▶ _Directive_
Which lines below hold the word "label"? Copy all of them.

▶ _Excerpted records_
%%
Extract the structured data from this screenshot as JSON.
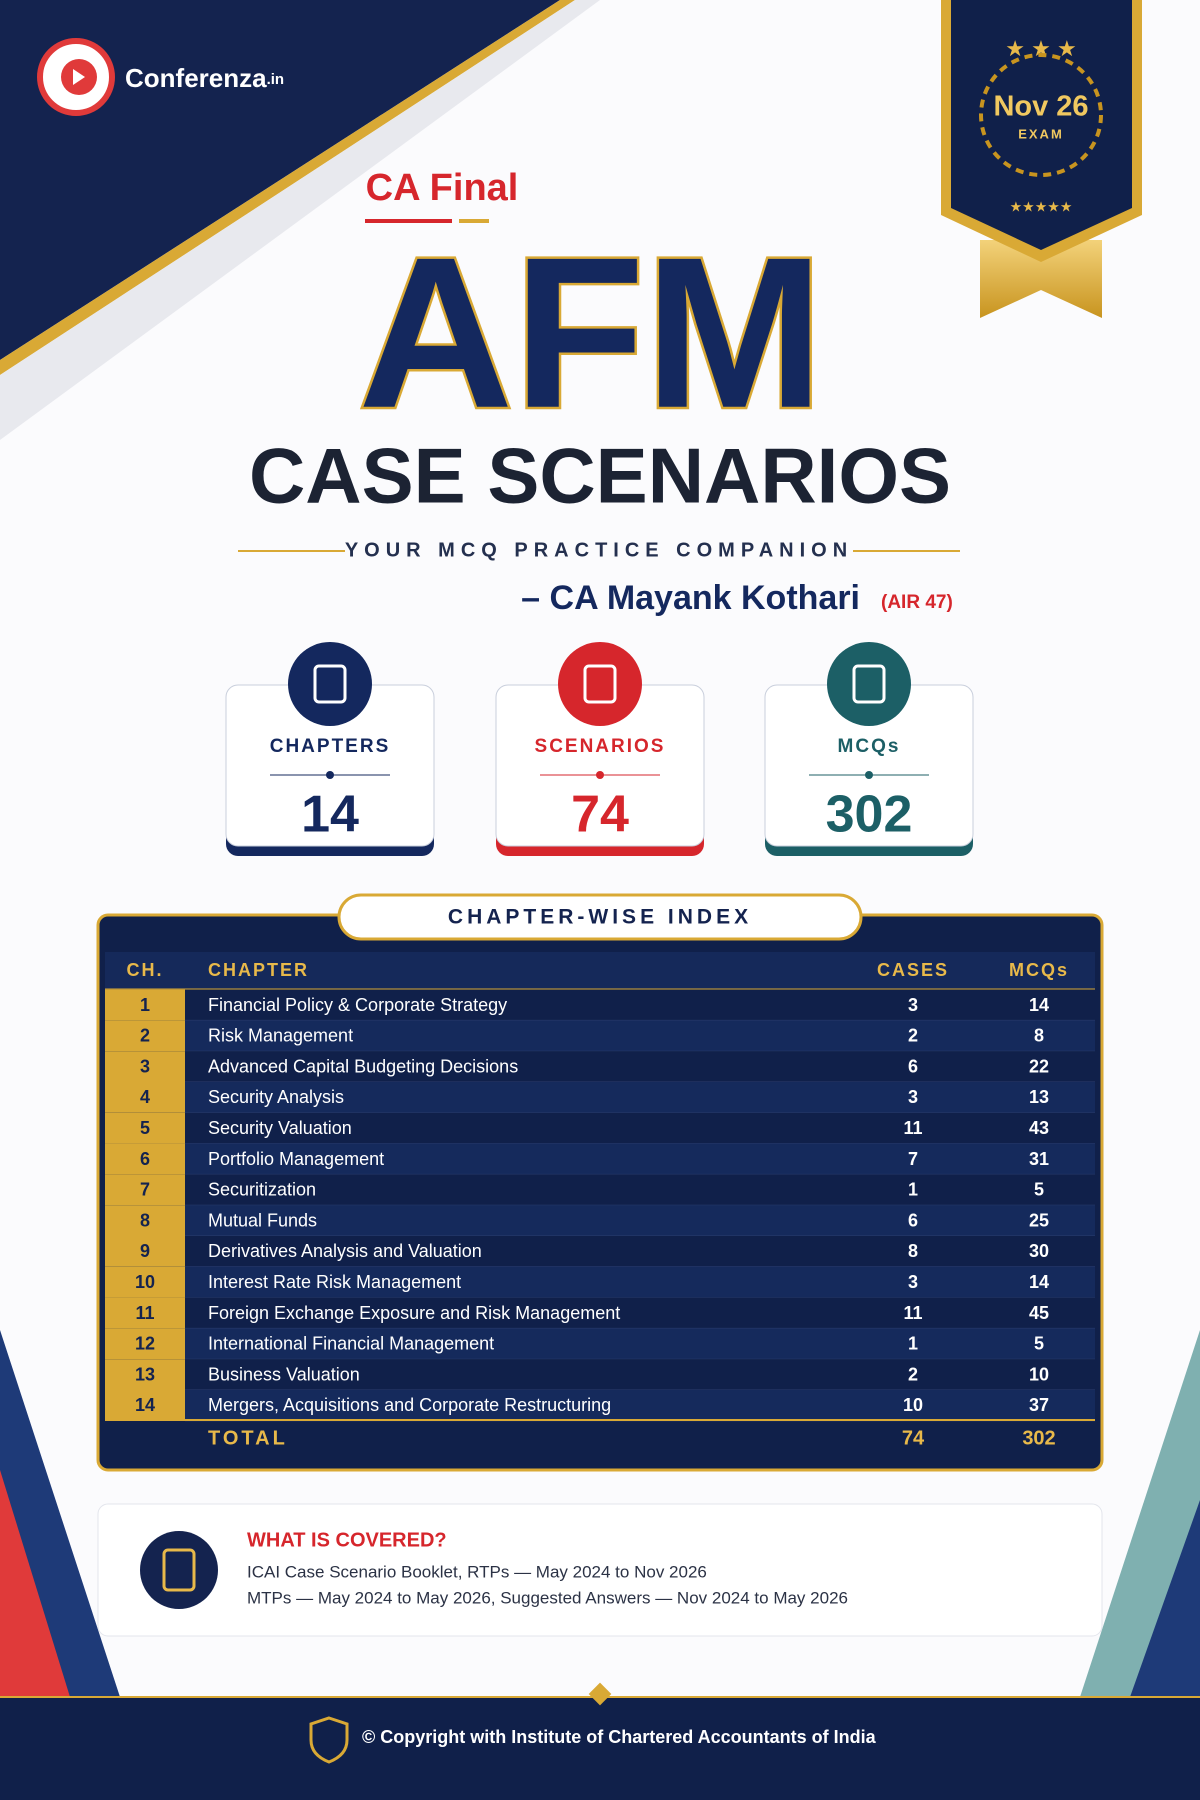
{
  "brand": {
    "name": "Conferenza",
    "suffix": ".in"
  },
  "badge": {
    "date": "Nov 26",
    "label": "EXAM"
  },
  "header": {
    "kicker": "CA Final",
    "title": "AFM",
    "subtitle": "CASE SCENARIOS",
    "tagline": "YOUR MCQ PRACTICE COMPANION",
    "author": "– CA Mayank Kothari",
    "author_note": "(AIR 47)"
  },
  "stats": [
    {
      "label": "CHAPTERS",
      "value": 14
    },
    {
      "label": "SCENARIOS",
      "value": 74
    },
    {
      "label": "MCQs",
      "value": 302
    }
  ],
  "index": {
    "title": "CHAPTER-WISE INDEX",
    "columns": [
      "CH.",
      "CHAPTER",
      "CASES",
      "MCQs"
    ],
    "rows": [
      [
        1,
        "Financial Policy & Corporate Strategy",
        3,
        14
      ],
      [
        2,
        "Risk Management",
        2,
        8
      ],
      [
        3,
        "Advanced Capital Budgeting Decisions",
        6,
        22
      ],
      [
        4,
        "Security Analysis",
        3,
        13
      ],
      [
        5,
        "Security Valuation",
        11,
        43
      ],
      [
        6,
        "Portfolio Management",
        7,
        31
      ],
      [
        7,
        "Securitization",
        1,
        5
      ],
      [
        8,
        "Mutual Funds",
        6,
        25
      ],
      [
        9,
        "Derivatives Analysis and Valuation",
        8,
        30
      ],
      [
        10,
        "Interest Rate Risk Management",
        3,
        14
      ],
      [
        11,
        "Foreign Exchange Exposure and Risk Management",
        11,
        45
      ],
      [
        12,
        "International Financial Management",
        1,
        5
      ],
      [
        13,
        "Business Valuation",
        2,
        10
      ],
      [
        14,
        "Mergers, Acquisitions and Corporate Restructuring",
        10,
        37
      ]
    ],
    "total": {
      "label": "TOTAL",
      "cases": 74,
      "mcqs": 302
    }
  },
  "covered": {
    "title": "WHAT IS COVERED?",
    "lines": [
      "ICAI Case Scenario Booklet, RTPs — May 2024 to Nov 2026",
      "MTPs — May 2024 to May 2026, Suggested Answers — Nov 2024 to May 2026"
    ]
  },
  "footer": {
    "copyright": "© Copyright with Institute of Chartered Accountants of India"
  }
}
%%
▶ _Reply to the exercise_
    "label": "EXAM"
      "label": "CHAPTERS",
      "label": "SCENARIOS",
      "label": "MCQs",
      "label": "TOTAL",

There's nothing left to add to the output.